Page extract

━━━━━━━━━━━━━━━━━━━━━━━━━━━━━━

II. The success and happiness which attend them (Psa 84:7).
1. Their successful progress. Whether the way be rough or smooth; whether their road now lies through the valley of weeping, or whether they are permitted to drink of the cup of heavenly consolation; in any case, we are commissioned to say to the righteous, that at least it is well with their souls. They are instructed how to derive spiritual support and nourishment from every circumstance of life; as the bee extracts its honey even from the most unsavoury flowers.
2. The happy termination of their journey. They may be scattered far and wide from each ether, as they pass along their destined course: they must be prepared, from time to time, to lose for a season their friends and companions by the way. Some will get before, and leave us weeping in the vale. But still they all shall meet again. (E. Whieldon, M. A.)
Happy pilgrims
Rightly rendered, the first words of these verses are not a calm, prosaic statement, but an emotional exclamation. The psalmists tone would be more truly represented if we read, How blessed is the man, or Oh! the blessednesses, for that is the literal rendering of the Hebrew words, the blessedness of the man whose strength is Thee.
I. The blessedness of the pilgrim-spirit. Amplius, the dying Xaviers word, further afield, is the motto of all noble life–scientist, scholar, artist, man of letters, man of affairs: all come under the same law, that unless there is something before them which has dominated their hearts, and draws their whole being towards it, their lives want salt, want nobility, want freshness, and a green scum comes over the pool. To live is to aspire; to cease to aspire is to die. Well then, looking all round our horizon, there stands out one path for aspiration which is clearly blessed to tread. There are needs in all our hearts, deep longings, terrible wounds, dreary solitudes, which can only be appeased and healed and companioned when we are pressing nearer and nearer God, that Infinite and Divine Source of all blessedness, of all peace and good. To possess God is life; to feel after God is life, too. For that aim is sure, as we shall see, to be Satisfied.
II. The blessedness of the pilgrims experience. Passing through the valley of weeping they make it a place of springs, the rain also covereth it with blessings. No doubt the poet is referring here to the actual facts of the pilgrimage to Zion. No doubt, on some one of the roads, there lay a gloomy gorge, the name of which was the Valley of Weeping; either because it dimly commemorated some half-forgotten tragedy long ago, or, more probably, because it was and and frowning and full of difficulty for the travellers on the march. The psalmist uses that name with a lofty imaginative freedom, which itself confirms the view that there is something deeper in the psalm than the mere external circumstances of the pilgrimages to the Holy City. If we have in our hearts, as our chief aim, the desire to get closer to God, then our sorrows and our tears will become sources of refreshment and fertility. Ah! How different all our troubles, large and little, look when we take as our great aim in life what is Gods great purpose in giving us life, viz. that we should be moulded into His likeness and enriched by the possession of Himself. But that is not all. If, with the pilgrims hearts, we rightly use our sorrows, we shall not be left to find refreshment and fertilizing power only in ourselves, but the benediction of the rain from heaven will come down, and the great Spirit of God will fall upon our hearts, not in a flood that drowns, but broken up into a beneficent mist that falls quietly upon us, and brings with itself the assurance of fertility. And so the secret of turning the desert into abundance, and tears into blessings, lies in having the pilgrims heart.

━━━━━━━━━━━━━━━━━━━━━━━━━━━━━━

Directions
1. From the commentary on Psalm 84, set down word for word the passage from "1. Their successful" up to and including "most unsavoury flowers.".
2. Carry the commentary on Psalm 84 further, picking up right after its last sentence.
The data after the commentary on Psalm 84 has no connection to it.

Data lines
━━━━━━━━━━━━━━━━━━━━━━━━━━━━━━

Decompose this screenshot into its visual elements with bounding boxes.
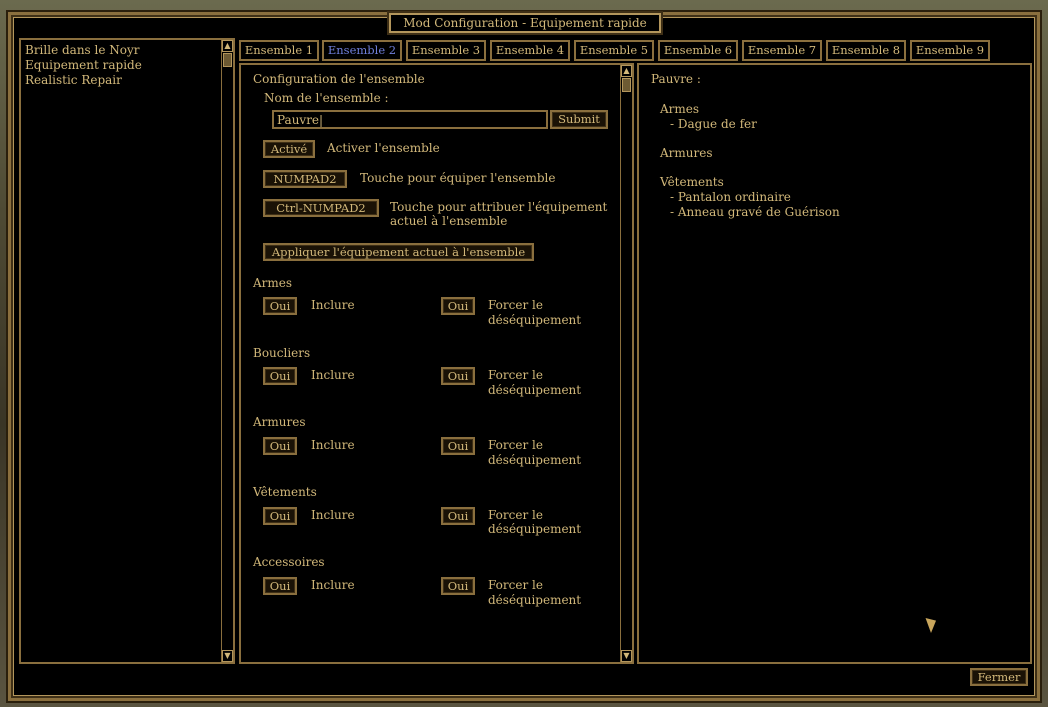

━━━━━━━━━━━━━━━━━━━━━━━━━━━━━━

Replies
1.
1. Their successful progress. Whether the way be rough or smooth; whether their road now lies through the valley of weeping, or whether they are permitted to drink of the cup of heavenly consolation; in any case, we are commissioned to say to the righteous, that at least it is well with their souls. They are instructed how to derive spiritual support and nourishment from every circumstance of life; as the bee extracts its honey even from the most unsavoury flowers.

2.
III. The blessedness of the pilgrims advance. They go from strength to strength. I do not know whether the psalmist means to use that word strength in the significance which it also has in old English, of a fortified place, so that the metaphor would be that from one camp of security, one fortress, to another, they journey safe always, because of their protection; or whether he means to use it rather in its plain and simple sense, according to which the significance would be that these happy pilgrims do not get worn out on the journey, as is the wont of men that set out, for instance, from some far corner of India to Mecca; and come in battered and travel-stained, and half dead with their privations, but that the further they go the stronger they become; and on the road gain more vigour than they could ever have gained by ease and indulgence in their homes. But, whichever of these two meanings we may be disposed to adopt, the great thought that comes out of both of them is identical–viz, that this is one of the distinguishing Joys of a Christian career of pressing forward to closer communion and conformity with our Lord and Master, in whom God is manifested–viz, that we grow day by day in strength, and that effort does not weaken, but invigorates.
IV. The blessedness of the pilgrims arrival. Every one of them in Zion appeareth before God. Then there is one road on which whosoever travels is sure to get to his goal. On all others caravans get lost, overwhelmed in a sandstorm, or slain by robbers; and the bleached bones of men and camels lie there on the sand for centuries. This caravan always gets there. For no man ever wanted God that did not possess Him, and the measure of our desire is the prophecy of our possession. (A. Maclaren, D. D.)
The vale of tears
1. Some have said that Baca is a real place–bearing, down even to modern times, a somewhat similar designation–a plain now called Wady Baker, lying in Northern Palestine, on the direct route of the pilgrims who came up to the Passover Feasts. In explanation of the name, which certainly means weeping, they tell the story of a Bedouin who, fleeing before his enemy, lost here his favourite dromedary, and fell into tears, not only because of his broken attachment, but because of his inevitable capture in the deprivation of his means of escape.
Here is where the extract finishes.